Ezra 7:10 tells us that "Ezra had set his heart to study the law of the LORD, and to do it and to teach his statutes and rules in Israel." First his own study, his life, to study, to do, and then to teach.
We read in Psalm 39, "My heart became hot within me. As I mused [As I meditated, as I marinated, as I let God speak to me], the fire burned; then I spoke with my tongue" (v. 3).
Too many of us are trying to speak with our tongues before we have let the fire of God's Word and God's Spirit and God's holiness burn hotly in our own hearts. How does that happen? It happens as we muse. It happens as we meditate. It happens as we wait on the Lord with this Book open before us. We're pondering, we're thinking, we're processing. We're letting it soak into our pores. And as we do, the fire burns. And then when you get up, there's fire. There's power.
It's not you. It's the Holy Spirit. You get up, and you teach with your tongue, and God does something supernatural out of the fire of your own heart to use it as kindling to light the fire in others' hearts.
John 12:41 refers back to the prophet Isaiah, the vision that Isaiah had in Isaiah 6. The vision was of the exalted Christ. "Isaiah said these things because he saw [Christ's] glory and spoke of him."
You can't speak of the glory of Christ in a way that will be compelling to others if you haven't first beheld His glory yourself. Isaiah was useless to take God's message to the nation until he had come into the temple of the Lord and seen the holy, holy, holy, exalted Christ whose train filled the temple. Not until he had a sense of wonder and awe and of his own unworthiness and then had that cleansing, searing moment at the altar where he was cleansed and filled with that vision of his own unworthiness and the power and the majesty of the crucified Christ that he sees in advance. Then he goes out, aflame, with the glory of God, and he speaks of the glory of God.
We have to let God speak to us before we speak His Word to others. We have to see Him before we can make Him seen by others.
You see this in Moses in Exodus 34 about how Moses went in before the Lord to speak with Him. Then he would come out, and he would speak to the children of Israel whatever he had been commanded.
In the book of 1 Samuel chapter 3, the beginning of chapter 4, Scripture says, "The LORD revealed himself to Samuel at Shiloh by the word of the LORD" (v. 21). Then 4:1: "The word of Samuel came to all Israel."
What happened first? The Lord revealed Himself to Samuel. That's why God gave you this Book, so you could know God. The Lord revealed Himself to Samuel by His word, and then Samuel spoke the word to all of Israel. "And the LORD was with him and let none of his words fall to the ground" (3:19).
Wow! A lot of words being spoken today. A lot of classes being taught. A lot of videos being shown. A lot of radio programs, podcasts. When we started the ministry of Revive Our Hearts, I felt like there were already way too many people talking, and I had no interest in adding to the noise. So I said, "Lord, if You're in this, then I pray that You'd confirm it. And throughout this ministry, however long or short it might be, would You reveal Yourself to me by Your Word, and then would You give me grace to speak, and would You let not one word that comes from You fall to the ground?"

▶ _Aim A_: In the excerpt on speaking God's Word, where did the Lord reveal himself to Samuel?
▶ _Aim B_: Resume the excerpt on speaking God's Word from the point where it stops.

▶ _Listed records_:
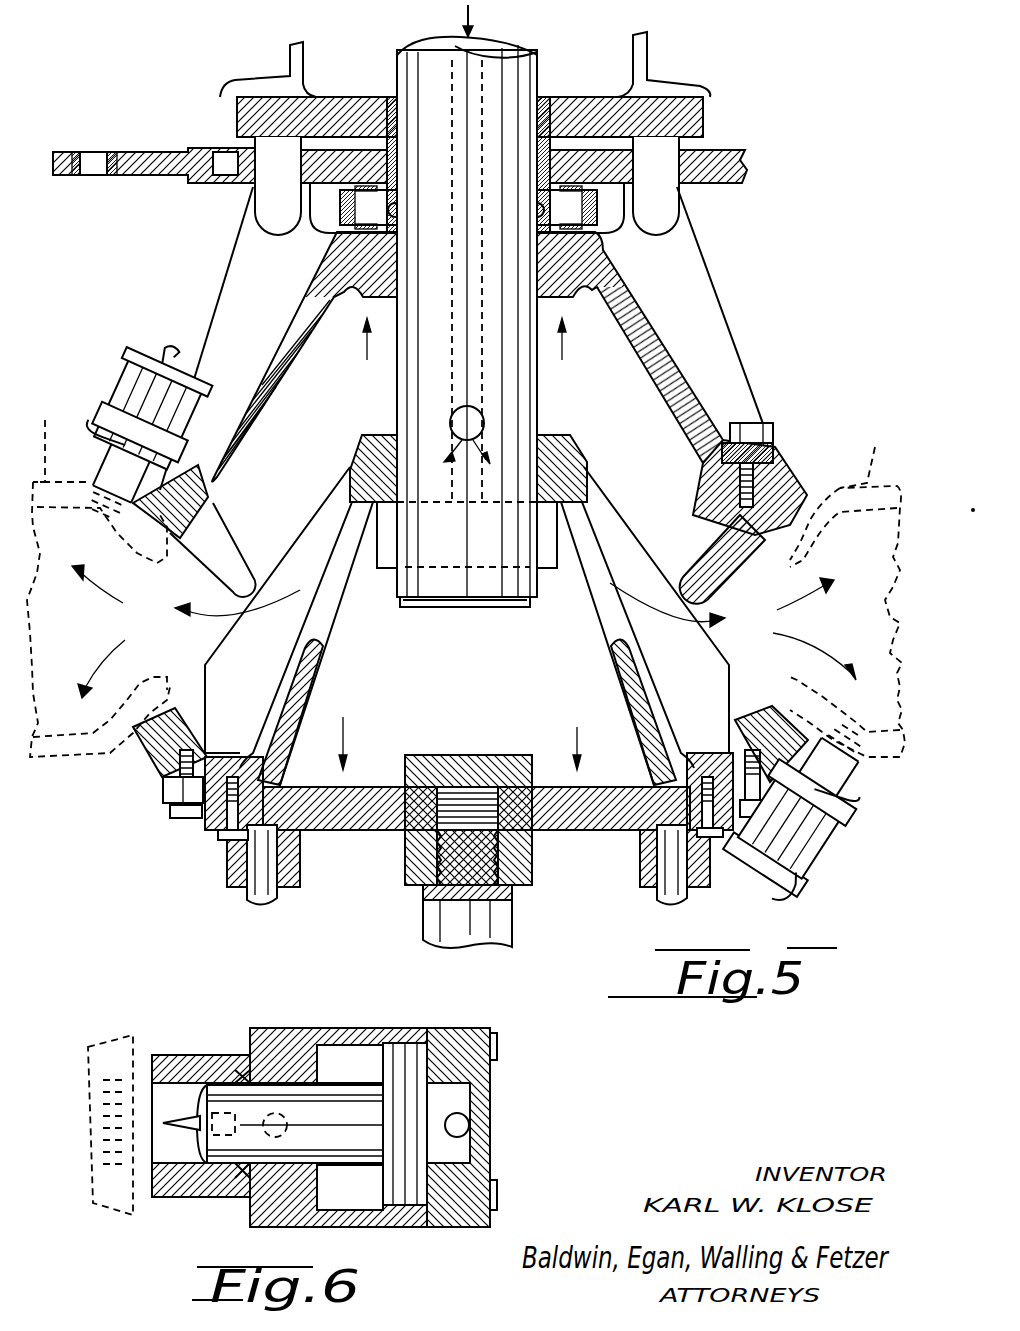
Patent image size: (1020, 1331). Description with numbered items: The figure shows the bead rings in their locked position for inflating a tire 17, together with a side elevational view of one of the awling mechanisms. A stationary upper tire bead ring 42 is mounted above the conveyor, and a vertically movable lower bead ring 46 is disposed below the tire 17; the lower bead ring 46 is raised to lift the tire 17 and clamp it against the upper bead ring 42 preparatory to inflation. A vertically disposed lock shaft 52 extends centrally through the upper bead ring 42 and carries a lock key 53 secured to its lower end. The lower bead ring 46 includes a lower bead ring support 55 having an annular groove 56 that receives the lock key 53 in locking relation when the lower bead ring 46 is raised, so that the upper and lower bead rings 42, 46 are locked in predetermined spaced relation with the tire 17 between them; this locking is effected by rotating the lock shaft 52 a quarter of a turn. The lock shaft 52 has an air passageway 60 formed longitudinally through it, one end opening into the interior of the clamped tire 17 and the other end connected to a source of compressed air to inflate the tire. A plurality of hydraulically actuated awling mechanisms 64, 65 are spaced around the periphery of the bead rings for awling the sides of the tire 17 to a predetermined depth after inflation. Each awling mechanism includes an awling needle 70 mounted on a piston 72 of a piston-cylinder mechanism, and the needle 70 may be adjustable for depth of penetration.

In FIG. 5, the tire 17 is at (466, 577).
In FIG. 6, the tire 17 is at (110, 1099).
In FIG. 5, the upper tire bead ring 42 is at (797, 487).
In FIG. 5, the lower bead ring 46 is at (137, 727).
In FIG. 5, the lock shaft 52 is at (540, 375).
In FIG. 5, the lock key 53 is at (550, 575).
In FIG. 5, the lower bead ring support 55 is at (277, 697).
In FIG. 5, the annular groove 56 is at (570, 512).
In FIG. 5, the air passageway 60 is at (455, 373).
In FIG. 5, the awling mechanism 64 is at (128, 353).
In FIG. 5, the awling mechanism 65 is at (820, 873).
In FIG. 6, the awling mechanism 65 is at (455, 1028).
In FIG. 6, the awling needle 70 is at (180, 1115).
In FIG. 6, the piston 72 is at (348, 1080).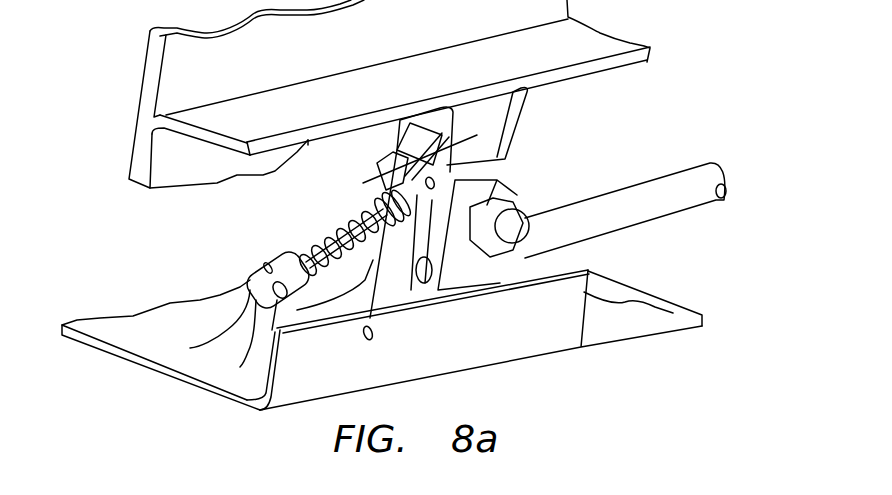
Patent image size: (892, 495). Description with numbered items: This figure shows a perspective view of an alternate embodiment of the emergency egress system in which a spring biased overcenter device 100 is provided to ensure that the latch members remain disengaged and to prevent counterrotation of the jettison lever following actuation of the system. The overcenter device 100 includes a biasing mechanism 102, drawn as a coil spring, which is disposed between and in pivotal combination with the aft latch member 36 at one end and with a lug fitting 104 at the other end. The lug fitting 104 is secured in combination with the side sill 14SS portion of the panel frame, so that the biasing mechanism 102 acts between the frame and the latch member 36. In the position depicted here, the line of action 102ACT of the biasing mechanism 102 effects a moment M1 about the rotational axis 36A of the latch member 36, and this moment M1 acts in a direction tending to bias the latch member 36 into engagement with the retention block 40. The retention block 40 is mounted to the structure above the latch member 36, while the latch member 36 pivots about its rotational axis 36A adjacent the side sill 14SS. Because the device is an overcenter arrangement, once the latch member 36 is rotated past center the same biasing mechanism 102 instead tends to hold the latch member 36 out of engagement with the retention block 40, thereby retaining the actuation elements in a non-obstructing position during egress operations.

The overcenter device 100 is at (150, 253).
The biasing mechanism 102 is at (318, 213).
The line of action 102ACT is at (223, 332).
The lug fitting 104 is at (240, 367).
The retention block 40 is at (503, 118).
The aft latch member 36 is at (462, 182).
The rotational axis 36A is at (647, 297).
The side sill 14SS is at (695, 315).
The moment M1 is at (622, 310).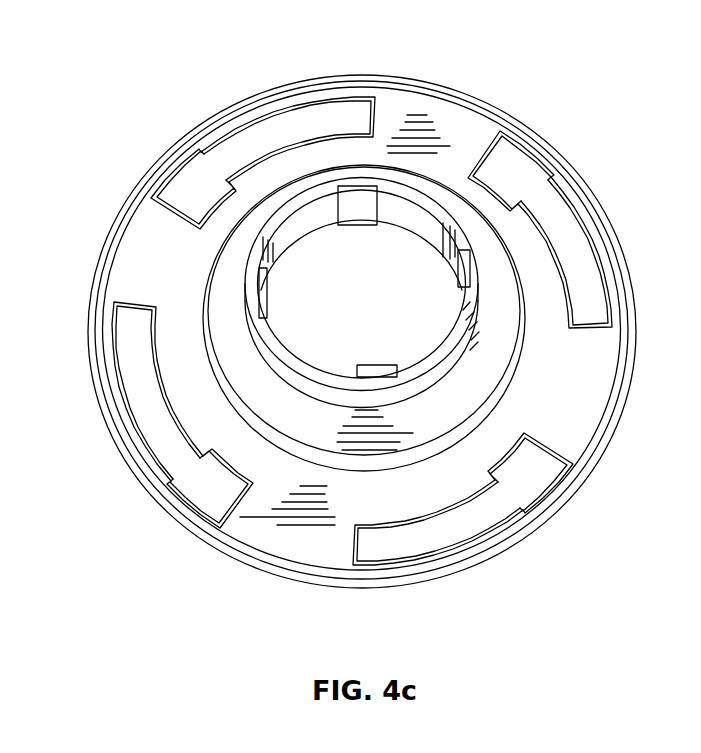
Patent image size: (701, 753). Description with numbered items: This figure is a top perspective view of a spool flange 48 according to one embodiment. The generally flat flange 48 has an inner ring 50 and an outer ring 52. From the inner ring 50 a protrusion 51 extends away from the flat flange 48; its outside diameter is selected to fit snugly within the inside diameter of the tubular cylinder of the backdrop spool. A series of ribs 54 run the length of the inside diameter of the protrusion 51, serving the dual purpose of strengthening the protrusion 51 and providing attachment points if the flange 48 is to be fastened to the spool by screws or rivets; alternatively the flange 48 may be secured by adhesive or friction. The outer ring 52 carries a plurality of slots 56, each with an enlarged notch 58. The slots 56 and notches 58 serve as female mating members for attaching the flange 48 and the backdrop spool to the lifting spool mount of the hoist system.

The flange 48 is at (560, 62).
The inner ring 50 is at (478, 335).
The protrusion 51 is at (470, 268).
The outer ring 52 is at (588, 402).
The ribs 54 is at (373, 370).
The slots 56 is at (353, 122).
The enlarged notch 58 is at (183, 187).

▶ _Expected answer A_: At Shiloh, by the word of the LORD.

▶ _Expected answer B_:
That's why I'm really conscious of not having wasted words. Now sometimes I do, but it's a desire that every word would count, that it would be a word that comes as I listen to the Lord, meet with Him with my open Bible, hear from Him, and then speak, and then everyone of those words takes root in someone's heart and does exactly what God sent it forth to accomplish.
Ezekiel chapter 2, let me just summarize. God brings to Ezekiel a scroll. It's an odd account. His hand is stretched out, and there's a scroll written on the front and on the back, and the messenger says to him, "Son of man. . . . Eat this scroll, and go, speak to the house of Israel" (Ezek. 3:1).
"Eat this scroll." What does that mean? Well, as Ezekiel the prophet, anointed by God, consecrated for God's purposes, as he received and internalized God's message, symbolized in the "eating of the scroll," the Word of God, he was taking it into his own life so that it became a living, breathing, burning passion, fire within his own soul. And then he went and spoke to the people of Israel.
I am so tired of giving and listening to passionless messages where the speaker, myself so often, has not been at the fire of God's presence. We're just talking, and nobody's life is being changed, and God's not visiting us with His manifest presence. Could it be that one of the reasons is we're not seeking God for the divine anointing of our lives?
He said, "Son of man, eat the scroll. Go, speak to the house of Israel. All My words that I shall speak to you, receive in your heart and hear with your ears, and then go and speak to your people" (vv. 3, 10–11, paraphrased).
You'll never speak words with power to others that you haven't heard first God speak to your own heart. It takes time. There are no shortcuts. It takes waiting. It takes solitude.
Remember John the Baptist, who was in the wilderness listening to God until the day of his appearing to Israel? And once he went out, he was a man on fire and people came to watch him burn. They'll come and watch you burn when you get set aflame with the power of the Holy Spirit.
The Lord Jesus Himself said in John 8, "I do nothing on my own authority, but speak just as the Father taught me" (v. 28).
I listen. I learn from my Father. And then I speak of what I have seen with my Father.
The apostle John in 1 John 1 says, concerning the Word of Life, "That which we have seen and heard, we proclaim also to you."
We have to let God speak to us before we speak about Him to others. Proclaim that which you have seen, heard, and experienced for yourself, and it will be alive in others.
I don't have it in this Bible, but for many years in the back of my Bible I had written out all stanzas to an old hymn of Frances Ridley Havergal. And before I would go speak, almost every time, I would get on my knees and sing this hymn. Let me just read to you a portion of it.
Lord, speak to me, that I may speak
In living echoes of Thy tone;
O teach me, Lord, that I may teach
The precious things Thou dost impart
And wing my words, that they may reach
The hidden depths of many a heart.
That's our prayer: "Lord, speak to me so that when I speak, people will know that they are hearing from You."
Number two: As we prepare our lives for anointed ministry, our lives must incarnate, or illustrate, what we proclaim to others. And again this is a principle you see throughout the Scripture.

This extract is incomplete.